Source records:
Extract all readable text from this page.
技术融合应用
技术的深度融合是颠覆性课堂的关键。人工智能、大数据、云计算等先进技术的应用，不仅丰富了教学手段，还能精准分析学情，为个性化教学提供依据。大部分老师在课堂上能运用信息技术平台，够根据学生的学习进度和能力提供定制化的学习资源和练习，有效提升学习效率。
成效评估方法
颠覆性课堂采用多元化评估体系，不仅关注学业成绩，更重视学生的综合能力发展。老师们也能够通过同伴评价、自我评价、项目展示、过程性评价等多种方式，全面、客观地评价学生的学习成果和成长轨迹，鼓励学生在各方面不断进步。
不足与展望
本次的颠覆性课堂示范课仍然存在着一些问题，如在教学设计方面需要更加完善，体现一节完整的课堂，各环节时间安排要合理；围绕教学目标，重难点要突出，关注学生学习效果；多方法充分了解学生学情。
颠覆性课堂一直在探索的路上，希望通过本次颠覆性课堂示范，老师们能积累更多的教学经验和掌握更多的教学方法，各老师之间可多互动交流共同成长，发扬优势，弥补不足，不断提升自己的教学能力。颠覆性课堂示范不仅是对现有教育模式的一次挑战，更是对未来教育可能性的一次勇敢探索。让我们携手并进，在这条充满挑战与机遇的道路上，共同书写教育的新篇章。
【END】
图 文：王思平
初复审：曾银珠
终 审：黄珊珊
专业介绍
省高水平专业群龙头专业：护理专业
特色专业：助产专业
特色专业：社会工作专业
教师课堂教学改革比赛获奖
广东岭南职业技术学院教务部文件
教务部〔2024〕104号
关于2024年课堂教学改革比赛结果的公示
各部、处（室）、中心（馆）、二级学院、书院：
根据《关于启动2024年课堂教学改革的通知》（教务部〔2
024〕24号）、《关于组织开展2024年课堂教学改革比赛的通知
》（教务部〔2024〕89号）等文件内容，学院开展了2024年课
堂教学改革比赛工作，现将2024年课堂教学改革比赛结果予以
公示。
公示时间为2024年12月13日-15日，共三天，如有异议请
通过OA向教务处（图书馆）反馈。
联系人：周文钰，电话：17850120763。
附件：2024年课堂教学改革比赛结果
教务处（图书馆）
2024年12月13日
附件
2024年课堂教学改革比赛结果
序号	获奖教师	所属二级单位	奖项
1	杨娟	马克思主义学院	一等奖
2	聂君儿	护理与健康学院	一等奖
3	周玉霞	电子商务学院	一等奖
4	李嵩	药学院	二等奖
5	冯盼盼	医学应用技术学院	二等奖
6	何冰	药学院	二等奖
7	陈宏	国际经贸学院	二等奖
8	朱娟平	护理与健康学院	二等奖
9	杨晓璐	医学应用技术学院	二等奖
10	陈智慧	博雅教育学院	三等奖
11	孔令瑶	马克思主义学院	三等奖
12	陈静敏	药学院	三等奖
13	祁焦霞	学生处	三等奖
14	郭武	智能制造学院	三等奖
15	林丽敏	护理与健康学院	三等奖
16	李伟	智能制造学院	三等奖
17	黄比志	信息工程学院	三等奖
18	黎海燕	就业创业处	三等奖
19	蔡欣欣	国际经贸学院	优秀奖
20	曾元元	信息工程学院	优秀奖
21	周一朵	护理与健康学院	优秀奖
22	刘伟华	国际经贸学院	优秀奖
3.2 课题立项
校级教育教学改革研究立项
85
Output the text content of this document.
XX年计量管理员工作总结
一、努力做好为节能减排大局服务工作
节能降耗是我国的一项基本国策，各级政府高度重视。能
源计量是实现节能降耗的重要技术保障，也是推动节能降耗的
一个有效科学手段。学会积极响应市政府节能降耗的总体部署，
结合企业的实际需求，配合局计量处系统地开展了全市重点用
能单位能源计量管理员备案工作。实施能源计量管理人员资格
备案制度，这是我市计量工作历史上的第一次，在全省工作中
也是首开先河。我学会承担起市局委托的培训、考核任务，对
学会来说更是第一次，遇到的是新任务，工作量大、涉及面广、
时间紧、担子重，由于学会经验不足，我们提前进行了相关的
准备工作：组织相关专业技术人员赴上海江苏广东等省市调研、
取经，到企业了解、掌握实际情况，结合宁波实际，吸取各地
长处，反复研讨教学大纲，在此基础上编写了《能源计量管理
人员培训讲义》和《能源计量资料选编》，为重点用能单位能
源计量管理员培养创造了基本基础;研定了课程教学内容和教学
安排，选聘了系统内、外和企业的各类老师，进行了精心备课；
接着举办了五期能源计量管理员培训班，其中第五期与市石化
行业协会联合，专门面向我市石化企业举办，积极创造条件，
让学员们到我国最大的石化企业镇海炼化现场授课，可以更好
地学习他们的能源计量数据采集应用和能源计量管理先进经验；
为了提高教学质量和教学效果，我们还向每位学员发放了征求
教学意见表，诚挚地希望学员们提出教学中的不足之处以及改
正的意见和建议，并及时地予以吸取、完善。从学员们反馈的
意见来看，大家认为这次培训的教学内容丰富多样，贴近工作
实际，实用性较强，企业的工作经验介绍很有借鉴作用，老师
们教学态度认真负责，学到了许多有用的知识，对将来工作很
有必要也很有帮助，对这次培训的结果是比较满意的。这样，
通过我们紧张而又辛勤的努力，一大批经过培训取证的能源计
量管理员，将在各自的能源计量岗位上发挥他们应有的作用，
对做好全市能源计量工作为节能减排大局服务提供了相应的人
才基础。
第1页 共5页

Instruction: The records above should be restated word for word, please.

Answer to this problem:
Extract all readable text from this page.
技术融合应用
技术的深度融合是颠覆性课堂的关键。人工智能、大数据、云计算等先进技术的应用，不仅丰富了教学手段，还能精准分析学情，为个性化教学提供依据。大部分老师在课堂上能运用信息技术平台，够根据学生的学习进度和能力提供定制化的学习资源和练习，有效提升学习效率。
成效评估方法
颠覆性课堂采用多元化评估体系，不仅关注学业成绩，更重视学生的综合能力发展。老师们也能够通过同伴评价、自我评价、项目展示、过程性评价等多种方式，全面、客观地评价学生的学习成果和成长轨迹，鼓励学生在各方面不断进步。
不足与展望
本次的颠覆性课堂示范课仍然存在着一些问题，如在教学设计方面需要更加完善，体现一节完整的课堂，各环节时间安排要合理；围绕教学目标，重难点要突出，关注学生学习效果；多方法充分了解学生学情。
颠覆性课堂一直在探索的路上，希望通过本次颠覆性课堂示范，老师们能积累更多的教学经验和掌握更多的教学方法，各老师之间可多互动交流共同成长，发扬优势，弥补不足，不断提升自己的教学能力。颠覆性课堂示范不仅是对现有教育模式的一次挑战，更是对未来教育可能性的一次勇敢探索。让我们携手并进，在这条充满挑战与机遇的道路上，共同书写教育的新篇章。
【END】
图 文：王思平
初复审：曾银珠
终 审：黄珊珊
专业介绍
省高水平专业群龙头专业：护理专业
特色专业：助产专业
特色专业：社会工作专业
教师课堂教学改革比赛获奖
广东岭南职业技术学院教务部文件
教务部〔2024〕104号
关于2024年课堂教学改革比赛结果的公示
各部、处（室）、中心（馆）、二级学院、书院：
根据《关于启动2024年课堂教学改革的通知》（教务部〔2
024〕24号）、《关于组织开展2024年课堂教学改革比赛的通知
》（教务部〔2024〕89号）等文件内容，学院开展了2024年课
堂教学改革比赛工作，现将2024年课堂教学改革比赛结果予以
公示。
公示时间为2024年12月13日-15日，共三天，如有异议请
通过OA向教务处（图书馆）反馈。
联系人：周文钰，电话：17850120763。
附件：2024年课堂教学改革比赛结果
教务处（图书馆）
2024年12月13日
附件
2024年课堂教学改革比赛结果
序号	获奖教师	所属二级单位	奖项
1	杨娟	马克思主义学院	一等奖
2	聂君儿	护理与健康学院	一等奖
3	周玉霞	电子商务学院	一等奖
4	李嵩	药学院	二等奖
5	冯盼盼	医学应用技术学院	二等奖
6	何冰	药学院	二等奖
7	陈宏	国际经贸学院	二等奖
8	朱娟平	护理与健康学院	二等奖
9	杨晓璐	医学应用技术学院	二等奖
10	陈智慧	博雅教育学院	三等奖
11	孔令瑶	马克思主义学院	三等奖
12	陈静敏	药学院	三等奖
13	祁焦霞	学生处	三等奖
14	郭武	智能制造学院	三等奖
15	林丽敏	护理与健康学院	三等奖
16	李伟	智能制造学院	三等奖
17	黄比志	信息工程学院	三等奖
18	黎海燕	就业创业处	三等奖
19	蔡欣欣	国际经贸学院	优秀奖
20	曾元元	信息工程学院	优秀奖
21	周一朵	护理与健康学院	优秀奖
22	刘伟华	国际经贸学院	优秀奖
3.2 课题立项
校级教育教学改革研究立项
85
Output the text content of this document.
XX年计量管理员工作总结
一、努力做好为节能减排大局服务工作
节能降耗是我国的一项基本国策，各级政府高度重视。能
源计量是实现节能降耗的重要技术保障，也是推动节能降耗的
一个有效科学手段。学会积极响应市政府节能降耗的总体部署，
结合企业的实际需求，配合局计量处系统地开展了全市重点用
能单位能源计量管理员备案工作。实施能源计量管理人员资格
备案制度，这是我市计量工作历史上的第一次，在全省工作中
也是首开先河。我学会承担起市局委托的培训、考核任务，对
学会来说更是第一次，遇到的是新任务，工作量大、涉及面广、
时间紧、担子重，由于学会经验不足，我们提前进行了相关的
准备工作：组织相关专业技术人员赴上海江苏广东等省市调研、
取经，到企业了解、掌握实际情况，结合宁波实际，吸取各地
长处，反复研讨教学大纲，在此基础上编写了《能源计量管理
人员培训讲义》和《能源计量资料选编》，为重点用能单位能
源计量管理员培养创造了基本基础;研定了课程教学内容和教学
安排，选聘了系统内、外和企业的各类老师，进行了精心备课；
接着举办了五期能源计量管理员培训班，其中第五期与市石化
行业协会联合，专门面向我市石化企业举办，积极创造条件，
让学员们到我国最大的石化企业镇海炼化现场授课，可以更好
地学习他们的能源计量数据采集应用和能源计量管理先进经验；
为了提高教学质量和教学效果，我们还向每位学员发放了征求
教学意见表，诚挚地希望学员们提出教学中的不足之处以及改
正的意见和建议，并及时地予以吸取、完善。从学员们反馈的
意见来看，大家认为这次培训的教学内容丰富多样，贴近工作
实际，实用性较强，企业的工作经验介绍很有借鉴作用，老师
们教学态度认真负责，学到了许多有用的知识，对将来工作很
有必要也很有帮助，对这次培训的结果是比较满意的。这样，
通过我们紧张而又辛勤的努力，一大批经过培训取证的能源计
量管理员，将在各自的能源计量岗位上发挥他们应有的作用，
对做好全市能源计量工作为节能减排大局服务提供了相应的人
才基础。
第1页 共5页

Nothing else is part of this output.